• [Texto fornecido]:
★ ★ ★ ★ ★
O aumento do ICMS sobre gasolina, diesel e gás de cozinha, publicado pelo Confaz e válido a partir de janeiro de 2026, deve pressionar diretamente os custos logísticos e, em consequência, o preço final dos produtos transportados. Para Vitor Sabag, especialista em combustível do Gasola, os efeitos serão sentidos de imediato pelos frotistas, já que os postos costumam repassar o novo valor assim que recebem o reajuste. No diesel, o imposto sobe R$ 0,05 por litro e passa a ser R$ 1,17, alterando o custo operacional em um país que depende majoritariamente do transporte rodoviário.
No médio e longo prazo, esse aumento tende a elevar o custo dos fretes e, consequentemente, influenciar a inflação, chegando ao consumidor mesmo que ele não utilize veículos a diesel. Sabag também alerta que 2026 é ano eleitoral, período em que o preço dos combustíveis se torna ainda mais sensível às decisões da Petrobras e a possíveis interferências políticas. O ajuste, segundo ele, já deve anular a queda acumulada de cerca de 1% no diesel registrada em 2025.
Para mitigar esses impactos, as transportadoras precisarão reforçar sua gestão de abastecimento. Monitorar preços nos postos, negociar condições com fornecedores e planejar estrategicamente onde reabastecer são medidas que ajudam a reduzir custos ao longo da operação. O Gasola acompanha diariamente a variação dos combustíveis e aponta que o diesel subiu cerca de 3% em 2024, seguido de uma leve queda em 2025. Ainda assim, prever o comportamento para 2026 permanece um desafio: para que o preço continue em queda, seria necessária uma redução mais intensa no dólar e no barril, algo que, diante do cenário atual, parece cada vez menos provável.
★ ★ ★ ★ ★
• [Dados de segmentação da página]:
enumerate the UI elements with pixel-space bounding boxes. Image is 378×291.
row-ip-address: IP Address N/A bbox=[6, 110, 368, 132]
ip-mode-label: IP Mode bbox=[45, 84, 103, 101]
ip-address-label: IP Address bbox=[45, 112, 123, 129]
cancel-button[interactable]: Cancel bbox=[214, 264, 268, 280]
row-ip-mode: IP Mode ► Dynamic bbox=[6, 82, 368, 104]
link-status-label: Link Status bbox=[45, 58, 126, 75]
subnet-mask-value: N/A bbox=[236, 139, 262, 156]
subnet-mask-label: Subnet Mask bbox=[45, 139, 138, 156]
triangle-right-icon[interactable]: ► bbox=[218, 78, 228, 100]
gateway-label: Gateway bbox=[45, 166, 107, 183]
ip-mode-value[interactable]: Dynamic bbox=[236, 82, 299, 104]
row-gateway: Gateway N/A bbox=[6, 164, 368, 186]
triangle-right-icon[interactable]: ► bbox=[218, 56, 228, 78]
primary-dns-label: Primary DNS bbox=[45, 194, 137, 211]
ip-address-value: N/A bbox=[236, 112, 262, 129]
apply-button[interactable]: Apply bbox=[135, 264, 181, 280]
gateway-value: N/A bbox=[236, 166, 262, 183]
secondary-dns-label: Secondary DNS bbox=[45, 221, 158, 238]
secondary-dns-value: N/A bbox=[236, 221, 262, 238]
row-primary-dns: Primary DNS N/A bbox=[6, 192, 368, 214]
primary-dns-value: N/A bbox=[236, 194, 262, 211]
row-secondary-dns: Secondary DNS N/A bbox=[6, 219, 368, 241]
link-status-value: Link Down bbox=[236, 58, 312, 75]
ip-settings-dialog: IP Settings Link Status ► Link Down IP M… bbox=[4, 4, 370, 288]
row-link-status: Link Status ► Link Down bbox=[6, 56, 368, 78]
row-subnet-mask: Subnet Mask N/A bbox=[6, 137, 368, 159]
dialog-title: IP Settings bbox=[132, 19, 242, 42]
★ ★ ★ ★ ★
• [Ação necessária A]:
Reproduza, por favor, o trecho do texto sobre o aumento do ICMS que vai de "No médio e longo" até "registrada em 2025.".
• [Ação necessária B]:
De acordo com o texto sobre o aumento do ICMS, qual passa a ser o valor do imposto por litro de diesel?
O material não é necessário.

• [Resolução comentada A]:
No médio e longo prazo, esse aumento tende a elevar o custo dos fretes e, consequentemente, influenciar a inflação, chegando ao consumidor mesmo que ele não utilize veículos a diesel. Sabag também alerta que 2026 é ano eleitoral, período em que o preço dos combustíveis se torna ainda mais sensível às decisões da Petrobras e a possíveis interferências políticas. O ajuste, segundo ele, já deve anular a queda acumulada de cerca de 1% no diesel registrada em 2025.

• [Resolução comentada B]:
R$ 1,17 por litro.